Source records
::::::::

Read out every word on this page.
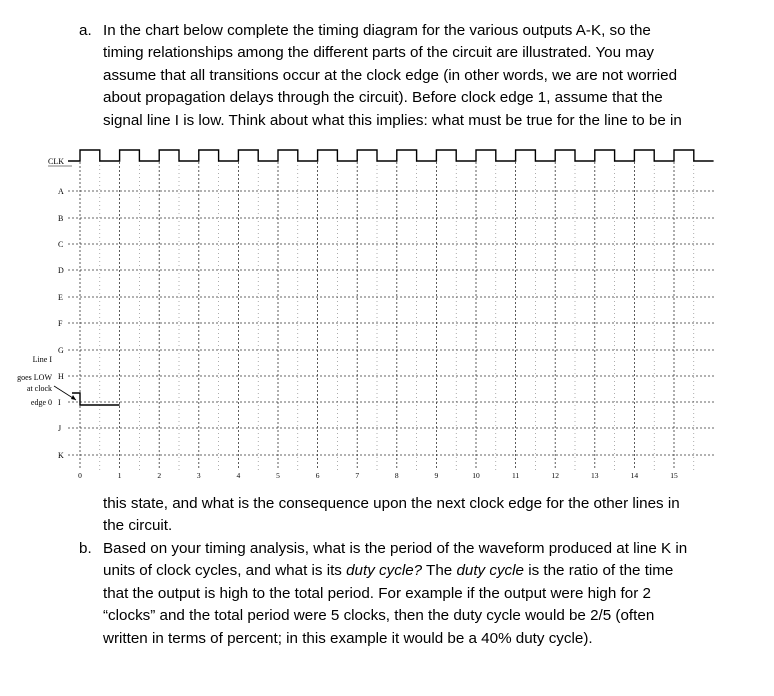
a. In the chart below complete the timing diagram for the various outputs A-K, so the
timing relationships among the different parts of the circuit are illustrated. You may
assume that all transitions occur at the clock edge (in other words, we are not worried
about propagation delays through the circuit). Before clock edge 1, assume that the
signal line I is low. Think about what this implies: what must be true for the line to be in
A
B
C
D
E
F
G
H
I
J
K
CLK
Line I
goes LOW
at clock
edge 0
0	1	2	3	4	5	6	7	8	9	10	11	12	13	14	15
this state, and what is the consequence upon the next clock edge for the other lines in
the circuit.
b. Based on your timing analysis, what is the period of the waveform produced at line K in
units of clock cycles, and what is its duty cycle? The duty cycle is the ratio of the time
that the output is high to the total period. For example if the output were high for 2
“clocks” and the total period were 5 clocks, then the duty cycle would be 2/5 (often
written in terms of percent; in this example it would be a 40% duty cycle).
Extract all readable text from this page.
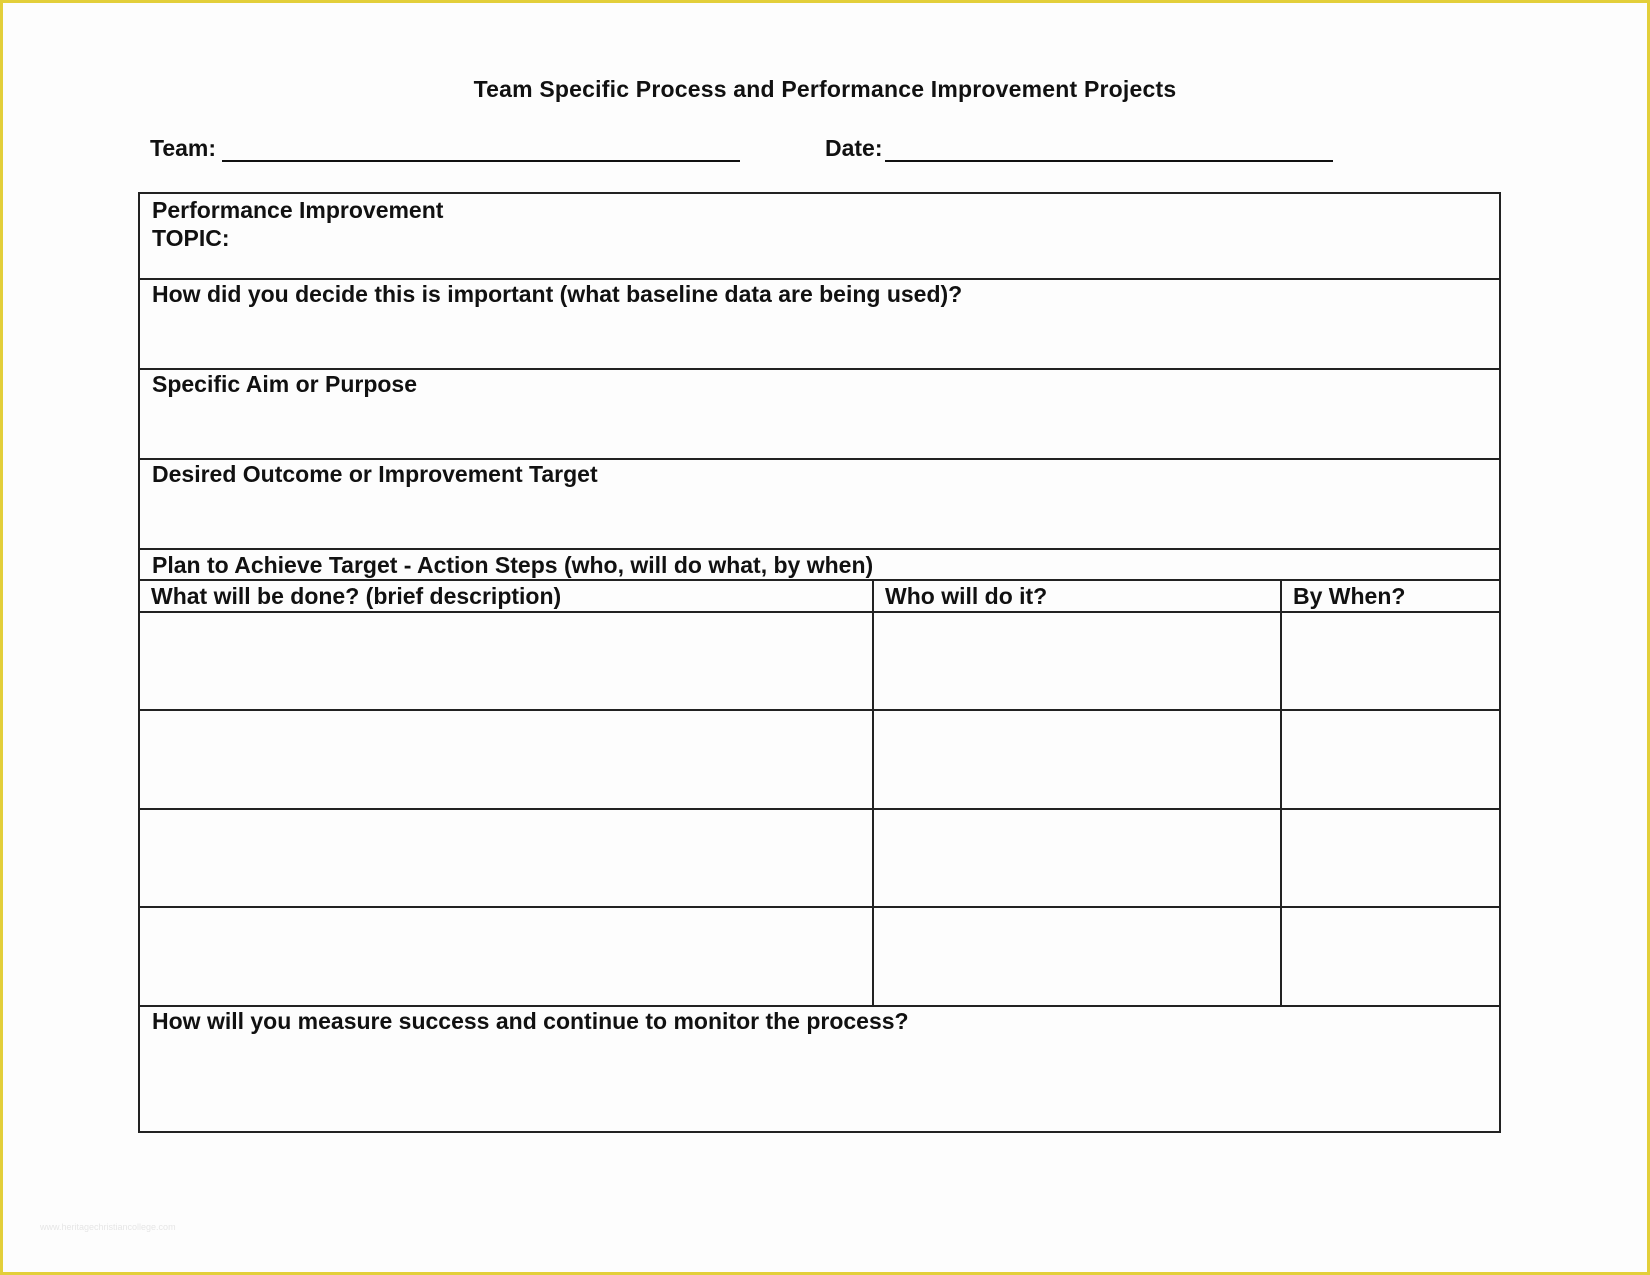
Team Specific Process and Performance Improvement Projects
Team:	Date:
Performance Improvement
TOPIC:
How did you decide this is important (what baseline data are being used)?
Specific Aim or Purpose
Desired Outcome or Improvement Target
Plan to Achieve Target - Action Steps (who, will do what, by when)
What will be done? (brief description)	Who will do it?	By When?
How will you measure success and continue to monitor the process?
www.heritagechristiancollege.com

::::::::

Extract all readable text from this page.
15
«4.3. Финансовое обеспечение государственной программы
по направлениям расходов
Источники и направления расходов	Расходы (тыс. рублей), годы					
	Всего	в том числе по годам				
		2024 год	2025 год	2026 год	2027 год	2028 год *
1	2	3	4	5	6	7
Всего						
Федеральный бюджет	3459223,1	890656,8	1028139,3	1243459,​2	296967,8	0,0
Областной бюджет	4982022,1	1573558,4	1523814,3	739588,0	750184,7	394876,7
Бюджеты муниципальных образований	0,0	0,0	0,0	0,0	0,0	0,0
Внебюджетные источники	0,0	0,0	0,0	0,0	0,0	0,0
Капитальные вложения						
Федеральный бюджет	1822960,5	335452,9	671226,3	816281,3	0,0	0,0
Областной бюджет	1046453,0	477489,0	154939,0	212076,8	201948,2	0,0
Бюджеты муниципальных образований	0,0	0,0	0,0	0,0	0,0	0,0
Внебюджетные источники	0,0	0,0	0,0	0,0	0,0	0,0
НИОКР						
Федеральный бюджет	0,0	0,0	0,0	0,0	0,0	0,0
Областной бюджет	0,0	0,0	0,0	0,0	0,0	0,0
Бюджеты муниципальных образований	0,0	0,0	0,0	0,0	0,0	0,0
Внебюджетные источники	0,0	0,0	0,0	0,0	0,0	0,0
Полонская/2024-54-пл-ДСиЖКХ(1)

::::::::

List each line holding the string "that".

assume that all transitions occur at the clock edge (in other words, we are not worried
about propagation delays through the circuit). Before clock edge 1, assume that the
that the output is high to the total period. For example if the output were high for 2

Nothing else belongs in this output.